◆ **EXERCISE OBJECTIVE**
Your task is to copy every line of the records below that contains "test".

--- Begin DATASET ENTRIES ---

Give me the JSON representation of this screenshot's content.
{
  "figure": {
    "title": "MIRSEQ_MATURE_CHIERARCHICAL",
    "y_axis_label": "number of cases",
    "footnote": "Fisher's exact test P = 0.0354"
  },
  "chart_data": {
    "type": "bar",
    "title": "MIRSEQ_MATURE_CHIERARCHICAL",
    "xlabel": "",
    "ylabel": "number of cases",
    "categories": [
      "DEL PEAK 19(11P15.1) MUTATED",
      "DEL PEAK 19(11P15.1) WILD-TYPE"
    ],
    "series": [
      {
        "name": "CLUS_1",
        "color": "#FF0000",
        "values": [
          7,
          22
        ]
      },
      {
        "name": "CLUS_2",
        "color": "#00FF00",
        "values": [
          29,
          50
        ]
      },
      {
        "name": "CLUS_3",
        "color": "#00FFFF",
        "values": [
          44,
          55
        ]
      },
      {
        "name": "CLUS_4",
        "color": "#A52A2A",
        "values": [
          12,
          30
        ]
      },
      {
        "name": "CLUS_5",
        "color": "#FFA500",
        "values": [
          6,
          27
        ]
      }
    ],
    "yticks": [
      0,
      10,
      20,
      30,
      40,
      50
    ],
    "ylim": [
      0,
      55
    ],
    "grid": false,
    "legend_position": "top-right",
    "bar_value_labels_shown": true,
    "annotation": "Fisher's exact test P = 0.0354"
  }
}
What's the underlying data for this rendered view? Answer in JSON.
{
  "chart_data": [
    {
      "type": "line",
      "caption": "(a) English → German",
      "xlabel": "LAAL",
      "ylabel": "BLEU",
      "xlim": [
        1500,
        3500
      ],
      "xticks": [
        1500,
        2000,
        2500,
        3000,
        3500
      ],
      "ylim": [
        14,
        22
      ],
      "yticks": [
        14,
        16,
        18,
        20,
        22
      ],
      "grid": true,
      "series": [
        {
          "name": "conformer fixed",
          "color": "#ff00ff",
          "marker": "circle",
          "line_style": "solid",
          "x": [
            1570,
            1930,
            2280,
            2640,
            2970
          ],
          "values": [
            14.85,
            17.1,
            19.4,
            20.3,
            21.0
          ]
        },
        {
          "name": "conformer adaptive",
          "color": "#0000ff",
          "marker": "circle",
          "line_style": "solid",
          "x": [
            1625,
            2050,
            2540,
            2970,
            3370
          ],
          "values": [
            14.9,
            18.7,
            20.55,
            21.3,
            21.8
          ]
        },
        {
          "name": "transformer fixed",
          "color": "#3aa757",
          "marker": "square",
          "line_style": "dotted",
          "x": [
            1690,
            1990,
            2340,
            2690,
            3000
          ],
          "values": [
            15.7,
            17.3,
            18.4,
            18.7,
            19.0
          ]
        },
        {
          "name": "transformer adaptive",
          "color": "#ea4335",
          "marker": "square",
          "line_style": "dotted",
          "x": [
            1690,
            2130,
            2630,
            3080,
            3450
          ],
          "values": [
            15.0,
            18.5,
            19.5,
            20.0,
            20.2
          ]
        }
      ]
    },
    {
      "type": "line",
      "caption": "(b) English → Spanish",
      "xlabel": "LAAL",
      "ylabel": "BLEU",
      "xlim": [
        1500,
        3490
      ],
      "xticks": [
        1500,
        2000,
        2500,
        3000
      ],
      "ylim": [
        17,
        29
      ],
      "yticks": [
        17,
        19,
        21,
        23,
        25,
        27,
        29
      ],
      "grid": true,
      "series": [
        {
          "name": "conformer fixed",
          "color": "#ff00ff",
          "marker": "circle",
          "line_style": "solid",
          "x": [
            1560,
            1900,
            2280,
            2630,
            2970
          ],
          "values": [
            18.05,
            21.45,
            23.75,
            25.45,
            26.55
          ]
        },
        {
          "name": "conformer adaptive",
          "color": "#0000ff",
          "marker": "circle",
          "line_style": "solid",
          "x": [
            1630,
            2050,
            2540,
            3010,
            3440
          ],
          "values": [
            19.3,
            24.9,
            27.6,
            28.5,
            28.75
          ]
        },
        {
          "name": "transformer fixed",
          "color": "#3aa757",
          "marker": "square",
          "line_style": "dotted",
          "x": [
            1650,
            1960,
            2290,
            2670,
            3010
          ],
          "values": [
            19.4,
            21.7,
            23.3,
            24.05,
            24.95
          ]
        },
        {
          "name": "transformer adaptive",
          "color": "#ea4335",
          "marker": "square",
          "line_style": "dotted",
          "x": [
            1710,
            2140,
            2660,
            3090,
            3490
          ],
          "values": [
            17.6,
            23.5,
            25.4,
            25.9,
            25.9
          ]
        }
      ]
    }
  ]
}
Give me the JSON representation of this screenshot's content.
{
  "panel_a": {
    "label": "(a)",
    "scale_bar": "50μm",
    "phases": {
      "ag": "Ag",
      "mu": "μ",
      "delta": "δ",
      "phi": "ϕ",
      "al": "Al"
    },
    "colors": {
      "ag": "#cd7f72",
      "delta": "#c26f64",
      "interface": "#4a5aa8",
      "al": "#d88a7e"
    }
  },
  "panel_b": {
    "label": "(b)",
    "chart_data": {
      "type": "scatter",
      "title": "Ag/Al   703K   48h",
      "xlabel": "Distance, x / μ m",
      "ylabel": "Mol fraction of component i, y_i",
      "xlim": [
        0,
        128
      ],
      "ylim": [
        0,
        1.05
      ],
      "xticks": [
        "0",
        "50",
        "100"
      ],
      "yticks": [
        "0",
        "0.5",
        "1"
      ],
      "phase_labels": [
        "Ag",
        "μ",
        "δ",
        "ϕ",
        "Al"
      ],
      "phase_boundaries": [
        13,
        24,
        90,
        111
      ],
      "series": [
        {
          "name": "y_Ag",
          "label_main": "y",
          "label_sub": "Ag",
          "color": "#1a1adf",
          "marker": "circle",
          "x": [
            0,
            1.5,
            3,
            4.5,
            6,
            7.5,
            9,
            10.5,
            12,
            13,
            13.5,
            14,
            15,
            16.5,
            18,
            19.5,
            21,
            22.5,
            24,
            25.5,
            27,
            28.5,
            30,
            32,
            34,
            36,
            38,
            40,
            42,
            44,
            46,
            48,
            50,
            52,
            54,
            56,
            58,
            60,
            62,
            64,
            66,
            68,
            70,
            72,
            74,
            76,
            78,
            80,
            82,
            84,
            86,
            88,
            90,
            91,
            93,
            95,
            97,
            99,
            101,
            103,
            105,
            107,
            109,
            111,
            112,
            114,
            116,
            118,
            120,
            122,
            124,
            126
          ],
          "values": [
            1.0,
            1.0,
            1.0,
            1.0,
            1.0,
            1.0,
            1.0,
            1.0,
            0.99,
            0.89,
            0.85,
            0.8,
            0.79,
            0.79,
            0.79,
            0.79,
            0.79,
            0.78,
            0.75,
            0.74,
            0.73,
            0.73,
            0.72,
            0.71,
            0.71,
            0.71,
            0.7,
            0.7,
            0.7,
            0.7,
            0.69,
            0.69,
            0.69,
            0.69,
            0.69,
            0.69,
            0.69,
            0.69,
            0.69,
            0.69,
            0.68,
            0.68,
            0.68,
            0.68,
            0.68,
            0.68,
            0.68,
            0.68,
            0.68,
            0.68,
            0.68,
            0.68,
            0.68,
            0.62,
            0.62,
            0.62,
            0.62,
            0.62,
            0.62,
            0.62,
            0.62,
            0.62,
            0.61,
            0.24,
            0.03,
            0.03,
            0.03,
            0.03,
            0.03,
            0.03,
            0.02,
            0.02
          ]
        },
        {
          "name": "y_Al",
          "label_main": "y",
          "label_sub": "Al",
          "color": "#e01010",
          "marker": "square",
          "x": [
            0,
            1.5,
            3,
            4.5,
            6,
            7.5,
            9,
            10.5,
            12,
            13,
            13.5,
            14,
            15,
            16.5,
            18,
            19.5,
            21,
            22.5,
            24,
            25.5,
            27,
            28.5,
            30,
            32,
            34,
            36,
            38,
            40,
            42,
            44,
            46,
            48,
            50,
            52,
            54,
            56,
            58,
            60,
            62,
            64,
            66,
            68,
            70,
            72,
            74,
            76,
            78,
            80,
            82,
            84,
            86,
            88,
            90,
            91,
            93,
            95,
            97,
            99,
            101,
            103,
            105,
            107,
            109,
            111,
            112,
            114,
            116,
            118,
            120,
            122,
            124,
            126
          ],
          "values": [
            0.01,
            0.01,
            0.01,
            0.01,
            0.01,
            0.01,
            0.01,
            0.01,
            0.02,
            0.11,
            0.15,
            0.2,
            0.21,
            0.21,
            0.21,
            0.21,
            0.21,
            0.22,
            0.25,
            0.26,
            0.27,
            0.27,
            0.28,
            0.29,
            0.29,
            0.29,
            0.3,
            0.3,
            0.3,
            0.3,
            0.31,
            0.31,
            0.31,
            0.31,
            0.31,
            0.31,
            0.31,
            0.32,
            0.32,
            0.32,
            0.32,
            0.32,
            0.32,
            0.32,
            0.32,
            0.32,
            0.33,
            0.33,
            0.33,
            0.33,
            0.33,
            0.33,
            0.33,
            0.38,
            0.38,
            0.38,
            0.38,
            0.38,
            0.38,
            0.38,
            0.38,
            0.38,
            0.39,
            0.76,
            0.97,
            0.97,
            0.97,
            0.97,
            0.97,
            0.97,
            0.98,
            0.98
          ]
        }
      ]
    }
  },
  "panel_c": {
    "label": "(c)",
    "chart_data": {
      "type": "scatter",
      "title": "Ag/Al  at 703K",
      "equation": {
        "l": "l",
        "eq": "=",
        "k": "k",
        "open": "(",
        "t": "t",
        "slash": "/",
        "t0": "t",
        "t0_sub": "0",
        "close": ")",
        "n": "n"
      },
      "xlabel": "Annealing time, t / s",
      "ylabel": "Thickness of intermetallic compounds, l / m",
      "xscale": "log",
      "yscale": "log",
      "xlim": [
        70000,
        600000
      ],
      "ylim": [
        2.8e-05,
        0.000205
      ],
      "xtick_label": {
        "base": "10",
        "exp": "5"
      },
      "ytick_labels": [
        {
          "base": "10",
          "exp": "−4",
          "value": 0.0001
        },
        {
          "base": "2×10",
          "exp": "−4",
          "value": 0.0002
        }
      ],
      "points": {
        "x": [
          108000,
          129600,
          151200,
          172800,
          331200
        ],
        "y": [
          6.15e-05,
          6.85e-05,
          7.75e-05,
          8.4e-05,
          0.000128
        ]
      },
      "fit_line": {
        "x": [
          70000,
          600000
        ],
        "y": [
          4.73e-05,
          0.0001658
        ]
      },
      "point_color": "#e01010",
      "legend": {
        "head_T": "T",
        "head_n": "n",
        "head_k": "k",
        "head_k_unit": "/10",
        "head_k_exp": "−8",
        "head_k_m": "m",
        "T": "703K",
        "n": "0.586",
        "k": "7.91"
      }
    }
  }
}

--- End DATASET ENTRIES ---

◆ **CORRECT OUTPUT**
    "footnote": "Fisher's exact test P = 0.0354"
    "annotation": "Fisher's exact test P = 0.0354"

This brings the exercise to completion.